• Given exercise 1: In the fabric-finishing text, how many times was the fabric passed through the card clothing raising machine?
• Given exercise 2: Transcribe the fabric-finishing text starting with "The fabric was thoroughly" and going on through "agent and dried.".

• Extract:
>> START

The fabric was thoroughly washed 4 times with trichloroethylene, to remove the sea component of the islands-in-sea type composite filaments of the first weft, and then, dried. Then, after applying a raising oil agent, the fabric was subjected to raising by passing it through a card clothing raising machine 14 times. Thus, a raised fabric was obtained, the surface of which was covered by raised fibers consisting of extra fine fibers of the first weft.
The fabric was then dyed a light brown shade with a disperse dye in a circular pressing dyeing machine, treated with a finishing oiling agent and dried.
The obtained fabric was a suede-like weft backed raised woven fabric having balanced warp and weft but no thread slippage, and being excellent in draping quality and in permanent pleating quality. The fabric had a soft feeling surface whereon finger marks were easily produced. The surface naps of the fabric were lustrous and beautiful and the density of the raised fibers was large. The reverse side of the fabric was slippery.

>> END

• Data rows:

>> START

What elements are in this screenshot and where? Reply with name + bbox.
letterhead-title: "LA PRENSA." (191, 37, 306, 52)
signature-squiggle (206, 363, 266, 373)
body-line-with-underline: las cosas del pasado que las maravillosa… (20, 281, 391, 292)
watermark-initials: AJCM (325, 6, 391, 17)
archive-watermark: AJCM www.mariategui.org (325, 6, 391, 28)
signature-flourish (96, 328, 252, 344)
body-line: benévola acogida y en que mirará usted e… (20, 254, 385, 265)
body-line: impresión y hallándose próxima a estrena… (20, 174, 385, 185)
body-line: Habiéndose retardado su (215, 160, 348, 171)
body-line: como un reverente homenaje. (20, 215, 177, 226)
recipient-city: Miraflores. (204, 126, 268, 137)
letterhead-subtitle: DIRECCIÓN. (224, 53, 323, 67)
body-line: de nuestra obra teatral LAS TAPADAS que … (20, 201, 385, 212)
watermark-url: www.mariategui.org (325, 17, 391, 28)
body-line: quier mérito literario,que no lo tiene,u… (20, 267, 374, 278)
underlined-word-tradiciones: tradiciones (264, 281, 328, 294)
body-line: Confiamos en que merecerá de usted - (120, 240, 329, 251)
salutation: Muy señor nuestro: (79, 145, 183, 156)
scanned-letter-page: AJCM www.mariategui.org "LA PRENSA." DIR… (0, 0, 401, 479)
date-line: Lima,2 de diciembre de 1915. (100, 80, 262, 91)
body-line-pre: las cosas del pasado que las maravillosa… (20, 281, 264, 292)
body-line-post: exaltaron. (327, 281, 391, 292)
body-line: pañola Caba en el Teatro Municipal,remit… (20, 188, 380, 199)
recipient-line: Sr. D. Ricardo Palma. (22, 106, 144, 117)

>> END

• Full output 1: 14 times.

• Full output 2:
The fabric was thoroughly washed 4 times with trichloroethylene, to remove the sea component of the islands-in-sea type composite filaments of the first weft, and then, dried. Then, after applying a raising oil agent, the fabric was subjected to raising by passing it through a card clothing raising machine 14 times. Thus, a raised fabric was obtained, the surface of which was covered by raised fibers consisting of extra fine fibers of the first weft.
The fabric was then dyed a light brown shade with a disperse dye in a circular pressing dyeing machine, treated with a finishing oiling agent and dried.